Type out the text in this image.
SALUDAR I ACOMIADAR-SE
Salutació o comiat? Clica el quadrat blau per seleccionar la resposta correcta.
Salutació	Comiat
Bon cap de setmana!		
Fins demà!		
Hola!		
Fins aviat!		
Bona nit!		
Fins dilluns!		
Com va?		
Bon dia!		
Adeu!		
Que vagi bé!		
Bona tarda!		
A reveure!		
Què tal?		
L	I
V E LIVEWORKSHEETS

——————

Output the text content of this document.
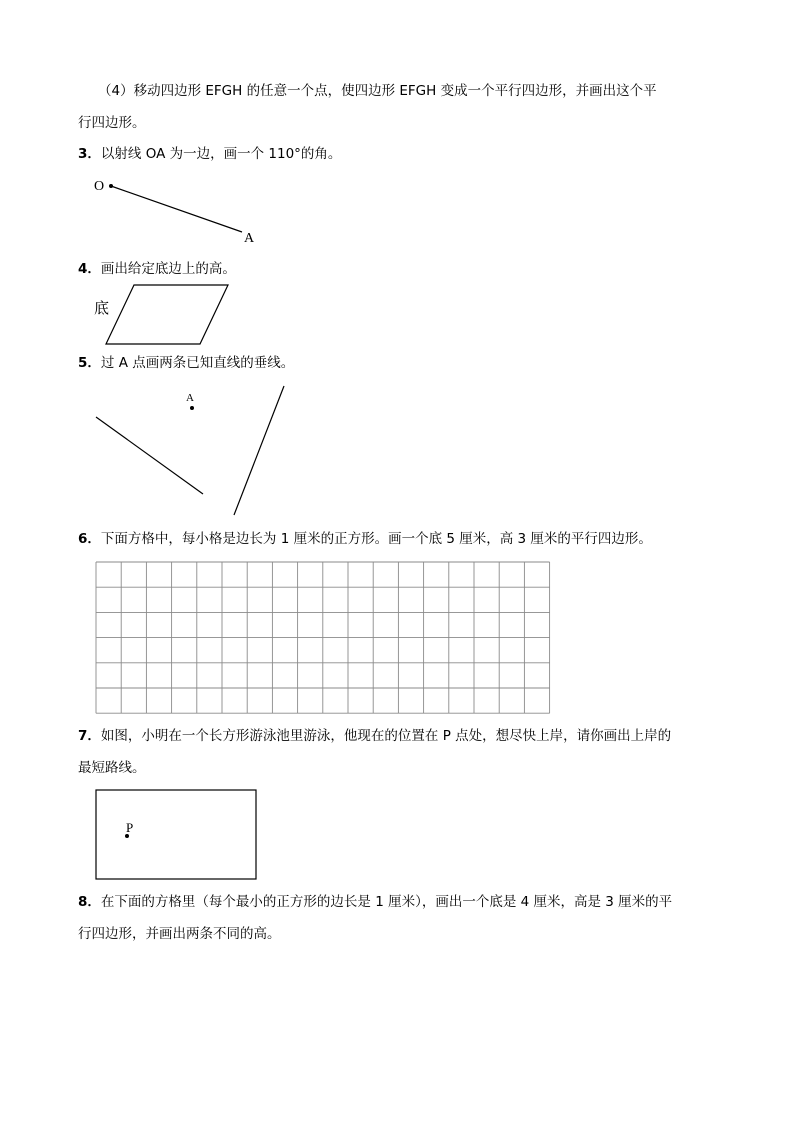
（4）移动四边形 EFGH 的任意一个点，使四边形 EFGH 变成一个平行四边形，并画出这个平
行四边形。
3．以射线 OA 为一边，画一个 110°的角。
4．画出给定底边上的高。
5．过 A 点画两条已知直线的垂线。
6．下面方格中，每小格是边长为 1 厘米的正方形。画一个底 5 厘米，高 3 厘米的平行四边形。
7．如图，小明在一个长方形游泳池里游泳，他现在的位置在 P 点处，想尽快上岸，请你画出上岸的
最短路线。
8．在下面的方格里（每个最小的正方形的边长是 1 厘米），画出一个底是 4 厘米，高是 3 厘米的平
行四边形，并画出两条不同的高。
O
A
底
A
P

——————

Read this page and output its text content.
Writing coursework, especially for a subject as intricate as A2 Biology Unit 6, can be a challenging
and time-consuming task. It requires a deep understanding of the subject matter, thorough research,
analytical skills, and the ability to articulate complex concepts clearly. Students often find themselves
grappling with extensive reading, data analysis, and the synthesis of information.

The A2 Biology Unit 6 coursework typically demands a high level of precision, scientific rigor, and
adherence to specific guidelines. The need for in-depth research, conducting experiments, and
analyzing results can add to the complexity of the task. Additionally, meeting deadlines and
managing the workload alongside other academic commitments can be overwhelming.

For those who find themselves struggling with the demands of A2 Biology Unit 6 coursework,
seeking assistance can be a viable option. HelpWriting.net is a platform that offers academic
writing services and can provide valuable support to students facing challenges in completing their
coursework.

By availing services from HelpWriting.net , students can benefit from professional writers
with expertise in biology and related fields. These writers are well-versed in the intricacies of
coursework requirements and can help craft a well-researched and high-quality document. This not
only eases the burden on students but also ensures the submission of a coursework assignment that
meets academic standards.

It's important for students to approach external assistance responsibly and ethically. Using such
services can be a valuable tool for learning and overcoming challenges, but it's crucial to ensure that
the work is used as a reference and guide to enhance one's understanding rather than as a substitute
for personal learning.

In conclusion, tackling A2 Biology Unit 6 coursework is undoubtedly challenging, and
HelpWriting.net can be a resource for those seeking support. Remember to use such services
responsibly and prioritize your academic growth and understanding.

——————

Copy, from the material, each line that holds the string "assistance".

* SOLUTION TO THIS TASK
seeking assistance can be a viable option. HelpWriting.net is a platform that offers academic
It's important for students to approach external assistance responsibly and ethically. Using such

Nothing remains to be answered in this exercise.